* _ENTRIES SUPPLIED_
┄┄┄┄┄┄┄┄┄┄┄┄┄┄┄┄┄┄┄┄
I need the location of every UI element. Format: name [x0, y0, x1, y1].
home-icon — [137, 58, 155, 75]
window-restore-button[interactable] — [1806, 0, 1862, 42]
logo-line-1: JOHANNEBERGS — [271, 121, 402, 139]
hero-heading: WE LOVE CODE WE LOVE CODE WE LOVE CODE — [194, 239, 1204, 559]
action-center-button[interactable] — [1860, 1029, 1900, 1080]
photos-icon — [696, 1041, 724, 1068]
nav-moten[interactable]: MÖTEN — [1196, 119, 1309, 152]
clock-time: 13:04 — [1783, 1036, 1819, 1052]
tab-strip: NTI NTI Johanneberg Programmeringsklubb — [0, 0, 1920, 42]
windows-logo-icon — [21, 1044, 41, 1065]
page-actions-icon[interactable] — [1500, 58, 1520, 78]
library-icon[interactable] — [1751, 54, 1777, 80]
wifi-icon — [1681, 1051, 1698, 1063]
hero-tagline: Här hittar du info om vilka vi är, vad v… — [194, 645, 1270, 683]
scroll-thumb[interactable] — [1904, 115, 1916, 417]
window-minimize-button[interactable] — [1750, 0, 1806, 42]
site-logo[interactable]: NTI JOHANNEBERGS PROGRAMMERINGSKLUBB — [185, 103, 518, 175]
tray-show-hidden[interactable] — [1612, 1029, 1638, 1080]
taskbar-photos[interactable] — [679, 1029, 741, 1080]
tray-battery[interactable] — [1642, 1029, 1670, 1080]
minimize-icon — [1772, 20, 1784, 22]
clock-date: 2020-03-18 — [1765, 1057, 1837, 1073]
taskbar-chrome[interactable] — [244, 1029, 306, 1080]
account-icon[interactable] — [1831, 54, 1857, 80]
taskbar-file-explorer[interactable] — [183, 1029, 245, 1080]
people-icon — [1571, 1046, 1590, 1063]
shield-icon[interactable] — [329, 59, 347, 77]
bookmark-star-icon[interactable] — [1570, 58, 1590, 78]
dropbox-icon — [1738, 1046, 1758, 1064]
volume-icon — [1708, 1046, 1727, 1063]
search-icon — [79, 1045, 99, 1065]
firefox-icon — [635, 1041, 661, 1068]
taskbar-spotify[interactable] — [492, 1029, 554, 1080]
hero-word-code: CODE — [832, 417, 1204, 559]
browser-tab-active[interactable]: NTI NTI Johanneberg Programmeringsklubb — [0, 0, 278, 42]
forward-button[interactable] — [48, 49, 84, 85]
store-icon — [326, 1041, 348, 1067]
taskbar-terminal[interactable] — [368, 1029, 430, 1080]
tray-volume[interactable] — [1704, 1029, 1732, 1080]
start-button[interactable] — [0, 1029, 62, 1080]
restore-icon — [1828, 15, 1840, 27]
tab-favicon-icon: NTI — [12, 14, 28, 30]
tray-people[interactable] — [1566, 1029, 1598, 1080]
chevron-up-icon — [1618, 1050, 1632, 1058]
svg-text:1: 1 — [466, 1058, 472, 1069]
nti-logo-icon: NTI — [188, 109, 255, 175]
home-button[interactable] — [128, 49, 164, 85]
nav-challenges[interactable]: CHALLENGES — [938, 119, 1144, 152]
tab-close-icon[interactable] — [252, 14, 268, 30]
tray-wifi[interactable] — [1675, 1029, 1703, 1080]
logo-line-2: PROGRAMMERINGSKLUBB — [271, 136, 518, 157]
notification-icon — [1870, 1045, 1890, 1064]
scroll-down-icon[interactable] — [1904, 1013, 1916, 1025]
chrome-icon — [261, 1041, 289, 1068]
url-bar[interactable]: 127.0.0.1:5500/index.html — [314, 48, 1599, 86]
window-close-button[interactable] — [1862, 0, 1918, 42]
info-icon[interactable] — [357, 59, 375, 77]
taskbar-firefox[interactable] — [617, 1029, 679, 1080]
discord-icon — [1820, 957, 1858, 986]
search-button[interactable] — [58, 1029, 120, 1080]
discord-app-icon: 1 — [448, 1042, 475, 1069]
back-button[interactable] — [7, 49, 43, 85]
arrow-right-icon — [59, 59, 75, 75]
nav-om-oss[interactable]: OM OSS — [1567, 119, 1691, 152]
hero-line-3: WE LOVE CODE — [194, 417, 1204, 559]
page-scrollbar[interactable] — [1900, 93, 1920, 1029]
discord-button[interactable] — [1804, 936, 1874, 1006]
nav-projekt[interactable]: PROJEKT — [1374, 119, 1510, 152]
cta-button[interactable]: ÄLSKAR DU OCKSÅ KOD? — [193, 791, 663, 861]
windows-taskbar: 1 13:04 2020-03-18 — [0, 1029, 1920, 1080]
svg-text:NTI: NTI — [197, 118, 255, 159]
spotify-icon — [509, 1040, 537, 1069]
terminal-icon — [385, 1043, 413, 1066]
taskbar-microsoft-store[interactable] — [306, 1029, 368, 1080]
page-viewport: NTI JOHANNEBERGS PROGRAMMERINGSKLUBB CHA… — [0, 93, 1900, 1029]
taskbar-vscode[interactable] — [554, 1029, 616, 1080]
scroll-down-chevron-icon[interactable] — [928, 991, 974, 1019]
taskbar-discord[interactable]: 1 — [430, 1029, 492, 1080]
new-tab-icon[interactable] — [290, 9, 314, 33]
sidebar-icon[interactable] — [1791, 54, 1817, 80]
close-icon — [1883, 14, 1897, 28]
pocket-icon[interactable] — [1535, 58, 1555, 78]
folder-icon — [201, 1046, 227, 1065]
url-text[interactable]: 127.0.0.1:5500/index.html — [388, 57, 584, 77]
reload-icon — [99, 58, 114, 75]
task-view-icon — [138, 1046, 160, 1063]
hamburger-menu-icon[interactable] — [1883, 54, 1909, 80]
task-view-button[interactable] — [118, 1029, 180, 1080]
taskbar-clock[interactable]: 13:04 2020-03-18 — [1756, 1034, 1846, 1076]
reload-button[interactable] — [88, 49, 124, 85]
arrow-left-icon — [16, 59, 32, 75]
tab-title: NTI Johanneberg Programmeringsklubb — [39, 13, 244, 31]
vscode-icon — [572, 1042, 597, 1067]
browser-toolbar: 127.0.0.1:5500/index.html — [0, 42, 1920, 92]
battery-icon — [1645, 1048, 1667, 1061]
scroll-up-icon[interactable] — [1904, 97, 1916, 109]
┄┄┄┄┄┄┄┄┄┄┄┄┄┄┄┄┄┄┄┄
Copy out every line of the records above word for word, leaving nothing out.

I need the location of every UI element. Format: name [x0, y0, x1, y1].
home-icon — [137, 58, 155, 75]
window-restore-button[interactable] — [1806, 0, 1862, 42]
logo-line-1: JOHANNEBERGS — [271, 121, 402, 139]
hero-heading: WE LOVE CODE WE LOVE CODE WE LOVE CODE — [194, 239, 1204, 559]
action-center-button[interactable] — [1860, 1029, 1900, 1080]
photos-icon — [696, 1041, 724, 1068]
nav-moten[interactable]: MÖTEN — [1196, 119, 1309, 152]
clock-time: 13:04 — [1783, 1036, 1819, 1052]
tab-strip: NTI NTI Johanneberg Programmeringsklubb — [0, 0, 1920, 42]
windows-logo-icon — [21, 1044, 41, 1065]
page-actions-icon[interactable] — [1500, 58, 1520, 78]
library-icon[interactable] — [1751, 54, 1777, 80]
wifi-icon — [1681, 1051, 1698, 1063]
hero-tagline: Här hittar du info om vilka vi är, vad v… — [194, 645, 1270, 683]
scroll-thumb[interactable] — [1904, 115, 1916, 417]
window-minimize-button[interactable] — [1750, 0, 1806, 42]
site-logo[interactable]: NTI JOHANNEBERGS PROGRAMMERINGSKLUBB — [185, 103, 518, 175]
tray-show-hidden[interactable] — [1612, 1029, 1638, 1080]
taskbar-photos[interactable] — [679, 1029, 741, 1080]
tray-battery[interactable] — [1642, 1029, 1670, 1080]
minimize-icon — [1772, 20, 1784, 22]
clock-date: 2020-03-18 — [1765, 1057, 1837, 1073]
taskbar-chrome[interactable] — [244, 1029, 306, 1080]
account-icon[interactable] — [1831, 54, 1857, 80]
taskbar-file-explorer[interactable] — [183, 1029, 245, 1080]
people-icon — [1571, 1046, 1590, 1063]
shield-icon[interactable] — [329, 59, 347, 77]
bookmark-star-icon[interactable] — [1570, 58, 1590, 78]
dropbox-icon — [1738, 1046, 1758, 1064]
volume-icon — [1708, 1046, 1727, 1063]
search-icon — [79, 1045, 99, 1065]
firefox-icon — [635, 1041, 661, 1068]
taskbar-spotify[interactable] — [492, 1029, 554, 1080]
hero-word-code: CODE — [832, 417, 1204, 559]
browser-tab-active[interactable]: NTI NTI Johanneberg Programmeringsklubb — [0, 0, 278, 42]
forward-button[interactable] — [48, 49, 84, 85]
store-icon — [326, 1041, 348, 1067]
taskbar-terminal[interactable] — [368, 1029, 430, 1080]
tray-volume[interactable] — [1704, 1029, 1732, 1080]
start-button[interactable] — [0, 1029, 62, 1080]
restore-icon — [1828, 15, 1840, 27]
tab-favicon-icon: NTI — [12, 14, 28, 30]
tray-people[interactable] — [1566, 1029, 1598, 1080]
chevron-up-icon — [1618, 1050, 1632, 1058]
svg-text:1: 1 — [466, 1058, 472, 1069]
nti-logo-icon: NTI — [188, 109, 255, 175]
home-button[interactable] — [128, 49, 164, 85]
nav-challenges[interactable]: CHALLENGES — [938, 119, 1144, 152]
tab-close-icon[interactable] — [252, 14, 268, 30]
tray-wifi[interactable] — [1675, 1029, 1703, 1080]
logo-line-2: PROGRAMMERINGSKLUBB — [271, 136, 518, 157]
notification-icon — [1870, 1045, 1890, 1064]
scroll-down-icon[interactable] — [1904, 1013, 1916, 1025]
chrome-icon — [261, 1041, 289, 1068]
url-bar[interactable]: 127.0.0.1:5500/index.html — [314, 48, 1599, 86]
window-close-button[interactable] — [1862, 0, 1918, 42]
info-icon[interactable] — [357, 59, 375, 77]
taskbar-firefox[interactable] — [617, 1029, 679, 1080]
discord-icon — [1820, 957, 1858, 986]
search-button[interactable] — [58, 1029, 120, 1080]
discord-app-icon: 1 — [448, 1042, 475, 1069]
back-button[interactable] — [7, 49, 43, 85]
arrow-right-icon — [59, 59, 75, 75]
nav-om-oss[interactable]: OM OSS — [1567, 119, 1691, 152]
hero-line-3: WE LOVE CODE — [194, 417, 1204, 559]
page-scrollbar[interactable] — [1900, 93, 1920, 1029]
discord-button[interactable] — [1804, 936, 1874, 1006]
nav-projekt[interactable]: PROJEKT — [1374, 119, 1510, 152]
cta-button[interactable]: ÄLSKAR DU OCKSÅ KOD? — [193, 791, 663, 861]
windows-taskbar: 1 13:04 2020-03-18 — [0, 1029, 1920, 1080]
svg-text:NTI: NTI — [197, 118, 255, 159]
spotify-icon — [509, 1040, 537, 1069]
terminal-icon — [385, 1043, 413, 1066]
taskbar-microsoft-store[interactable] — [306, 1029, 368, 1080]
page-viewport: NTI JOHANNEBERGS PROGRAMMERINGSKLUBB CHA… — [0, 93, 1900, 1029]
taskbar-vscode[interactable] — [554, 1029, 616, 1080]
scroll-down-chevron-icon[interactable] — [928, 991, 974, 1019]
taskbar-discord[interactable]: 1 — [430, 1029, 492, 1080]
new-tab-icon[interactable] — [290, 9, 314, 33]
sidebar-icon[interactable] — [1791, 54, 1817, 80]
close-icon — [1883, 14, 1897, 28]
pocket-icon[interactable] — [1535, 58, 1555, 78]
folder-icon — [201, 1046, 227, 1065]
url-text[interactable]: 127.0.0.1:5500/index.html — [388, 57, 584, 77]
reload-icon — [99, 58, 114, 75]
task-view-icon — [138, 1046, 160, 1063]
hamburger-menu-icon[interactable] — [1883, 54, 1909, 80]
task-view-button[interactable] — [118, 1029, 180, 1080]
taskbar-clock[interactable]: 13:04 2020-03-18 — [1756, 1034, 1846, 1076]
reload-button[interactable] — [88, 49, 124, 85]
arrow-left-icon — [16, 59, 32, 75]
tab-title: NTI Johanneberg Programmeringsklubb — [39, 13, 244, 31]
vscode-icon — [572, 1042, 597, 1067]
browser-toolbar: 127.0.0.1:5500/index.html — [0, 42, 1920, 92]
battery-icon — [1645, 1048, 1667, 1061]
scroll-up-icon[interactable] — [1904, 97, 1916, 109]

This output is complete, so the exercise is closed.